▶ [EXERCISE DESCRIPTION]:
Take the material below and write it all out again exactly.

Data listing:
»»
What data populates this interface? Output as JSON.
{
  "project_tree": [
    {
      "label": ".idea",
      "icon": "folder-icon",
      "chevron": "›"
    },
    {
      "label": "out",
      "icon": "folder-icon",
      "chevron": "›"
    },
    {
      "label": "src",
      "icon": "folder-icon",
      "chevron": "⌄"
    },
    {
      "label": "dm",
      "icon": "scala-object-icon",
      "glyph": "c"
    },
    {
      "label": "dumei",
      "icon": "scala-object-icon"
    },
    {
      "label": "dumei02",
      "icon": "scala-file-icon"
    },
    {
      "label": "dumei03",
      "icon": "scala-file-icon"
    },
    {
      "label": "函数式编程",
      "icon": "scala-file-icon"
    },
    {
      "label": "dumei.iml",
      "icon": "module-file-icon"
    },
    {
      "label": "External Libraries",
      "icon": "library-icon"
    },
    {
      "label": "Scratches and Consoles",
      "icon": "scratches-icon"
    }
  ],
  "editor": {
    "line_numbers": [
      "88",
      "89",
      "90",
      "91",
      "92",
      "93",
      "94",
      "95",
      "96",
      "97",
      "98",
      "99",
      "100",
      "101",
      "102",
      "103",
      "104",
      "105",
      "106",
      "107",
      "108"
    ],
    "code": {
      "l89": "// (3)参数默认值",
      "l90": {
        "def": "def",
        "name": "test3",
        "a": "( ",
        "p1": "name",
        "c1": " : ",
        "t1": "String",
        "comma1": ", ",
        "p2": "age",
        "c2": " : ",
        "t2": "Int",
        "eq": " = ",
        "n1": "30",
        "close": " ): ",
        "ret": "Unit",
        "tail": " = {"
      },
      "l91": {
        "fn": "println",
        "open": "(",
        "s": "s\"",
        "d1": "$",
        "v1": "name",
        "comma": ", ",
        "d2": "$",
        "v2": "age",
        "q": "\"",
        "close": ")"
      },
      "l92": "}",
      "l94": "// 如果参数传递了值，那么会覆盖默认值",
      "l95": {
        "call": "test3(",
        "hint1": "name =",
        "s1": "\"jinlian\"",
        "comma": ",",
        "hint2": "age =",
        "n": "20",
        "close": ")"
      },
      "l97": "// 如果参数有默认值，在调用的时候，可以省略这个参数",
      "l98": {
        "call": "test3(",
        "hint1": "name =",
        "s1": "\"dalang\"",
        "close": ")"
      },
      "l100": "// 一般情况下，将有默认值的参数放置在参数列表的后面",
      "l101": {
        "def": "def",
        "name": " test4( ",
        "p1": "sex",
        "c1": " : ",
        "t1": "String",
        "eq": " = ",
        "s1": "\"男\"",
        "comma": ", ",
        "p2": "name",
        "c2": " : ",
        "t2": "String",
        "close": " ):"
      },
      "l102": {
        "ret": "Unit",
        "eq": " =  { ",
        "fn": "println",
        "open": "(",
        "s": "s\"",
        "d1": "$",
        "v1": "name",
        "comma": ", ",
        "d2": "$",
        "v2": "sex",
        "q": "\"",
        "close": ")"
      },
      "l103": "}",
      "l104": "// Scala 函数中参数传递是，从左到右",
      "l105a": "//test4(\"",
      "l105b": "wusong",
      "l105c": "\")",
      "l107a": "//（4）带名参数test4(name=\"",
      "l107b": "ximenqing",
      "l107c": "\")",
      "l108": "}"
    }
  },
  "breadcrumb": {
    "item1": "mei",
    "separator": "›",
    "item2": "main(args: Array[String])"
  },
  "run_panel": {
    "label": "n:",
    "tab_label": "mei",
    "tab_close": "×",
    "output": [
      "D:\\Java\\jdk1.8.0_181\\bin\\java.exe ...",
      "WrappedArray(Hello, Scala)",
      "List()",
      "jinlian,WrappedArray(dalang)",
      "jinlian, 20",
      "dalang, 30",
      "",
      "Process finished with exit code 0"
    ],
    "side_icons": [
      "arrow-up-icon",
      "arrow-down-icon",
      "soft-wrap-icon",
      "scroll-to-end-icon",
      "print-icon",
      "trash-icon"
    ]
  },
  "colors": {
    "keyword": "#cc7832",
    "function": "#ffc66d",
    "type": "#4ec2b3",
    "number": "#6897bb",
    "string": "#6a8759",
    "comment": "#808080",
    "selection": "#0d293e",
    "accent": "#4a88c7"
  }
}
««
▶ [TASK ANSWER]:
What data populates this interface? Output as JSON.
{
  "project_tree": [
    {
      "label": ".idea",
      "icon": "folder-icon",
      "chevron": "›"
    },
    {
      "label": "out",
      "icon": "folder-icon",
      "chevron": "›"
    },
    {
      "label": "src",
      "icon": "folder-icon",
      "chevron": "⌄"
    },
    {
      "label": "dm",
      "icon": "scala-object-icon",
      "glyph": "c"
    },
    {
      "label": "dumei",
      "icon": "scala-object-icon"
    },
    {
      "label": "dumei02",
      "icon": "scala-file-icon"
    },
    {
      "label": "dumei03",
      "icon": "scala-file-icon"
    },
    {
      "label": "函数式编程",
      "icon": "scala-file-icon"
    },
    {
      "label": "dumei.iml",
      "icon": "module-file-icon"
    },
    {
      "label": "External Libraries",
      "icon": "library-icon"
    },
    {
      "label": "Scratches and Consoles",
      "icon": "scratches-icon"
    }
  ],
  "editor": {
    "line_numbers": [
      "88",
      "89",
      "90",
      "91",
      "92",
      "93",
      "94",
      "95",
      "96",
      "97",
      "98",
      "99",
      "100",
      "101",
      "102",
      "103",
      "104",
      "105",
      "106",
      "107",
      "108"
    ],
    "code": {
      "l89": "// (3)参数默认值",
      "l90": {
        "def": "def",
        "name": "test3",
        "a": "( ",
        "p1": "name",
        "c1": " : ",
        "t1": "String",
        "comma1": ", ",
        "p2": "age",
        "c2": " : ",
        "t2": "Int",
        "eq": " = ",
        "n1": "30",
        "close": " ): ",
        "ret": "Unit",
        "tail": " = {"
      },
      "l91": {
        "fn": "println",
        "open": "(",
        "s": "s\"",
        "d1": "$",
        "v1": "name",
        "comma": ", ",
        "d2": "$",
        "v2": "age",
        "q": "\"",
        "close": ")"
      },
      "l92": "}",
      "l94": "// 如果参数传递了值，那么会覆盖默认值",
      "l95": {
        "call": "test3(",
        "hint1": "name =",
        "s1": "\"jinlian\"",
        "comma": ",",
        "hint2": "age =",
        "n": "20",
        "close": ")"
      },
      "l97": "// 如果参数有默认值，在调用的时候，可以省略这个参数",
      "l98": {
        "call": "test3(",
        "hint1": "name =",
        "s1": "\"dalang\"",
        "close": ")"
      },
      "l100": "// 一般情况下，将有默认值的参数放置在参数列表的后面",
      "l101": {
        "def": "def",
        "name": " test4( ",
        "p1": "sex",
        "c1": " : ",
        "t1": "String",
        "eq": " = ",
        "s1": "\"男\"",
        "comma": ", ",
        "p2": "name",
        "c2": " : ",
        "t2": "String",
        "close": " ):"
      },
      "l102": {
        "ret": "Unit",
        "eq": " =  { ",
        "fn": "println",
        "open": "(",
        "s": "s\"",
        "d1": "$",
        "v1": "name",
        "comma": ", ",
        "d2": "$",
        "v2": "sex",
        "q": "\"",
        "close": ")"
      },
      "l103": "}",
      "l104": "// Scala 函数中参数传递是，从左到右",
      "l105a": "//test4(\"",
      "l105b": "wusong",
      "l105c": "\")",
      "l107a": "//（4）带名参数test4(name=\"",
      "l107b": "ximenqing",
      "l107c": "\")",
      "l108": "}"
    }
  },
  "breadcrumb": {
    "item1": "mei",
    "separator": "›",
    "item2": "main(args: Array[String])"
  },
  "run_panel": {
    "label": "n:",
    "tab_label": "mei",
    "tab_close": "×",
    "output": [
      "D:\\Java\\jdk1.8.0_181\\bin\\java.exe ...",
      "WrappedArray(Hello, Scala)",
      "List()",
      "jinlian,WrappedArray(dalang)",
      "jinlian, 20",
      "dalang, 30",
      "",
      "Process finished with exit code 0"
    ],
    "side_icons": [
      "arrow-up-icon",
      "arrow-down-icon",
      "soft-wrap-icon",
      "scroll-to-end-icon",
      "print-icon",
      "trash-icon"
    ]
  },
  "colors": {
    "keyword": "#cc7832",
    "function": "#ffc66d",
    "type": "#4ec2b3",
    "number": "#6897bb",
    "string": "#6a8759",
    "comment": "#808080",
    "selection": "#0d293e",
    "accent": "#4a88c7"
  }
}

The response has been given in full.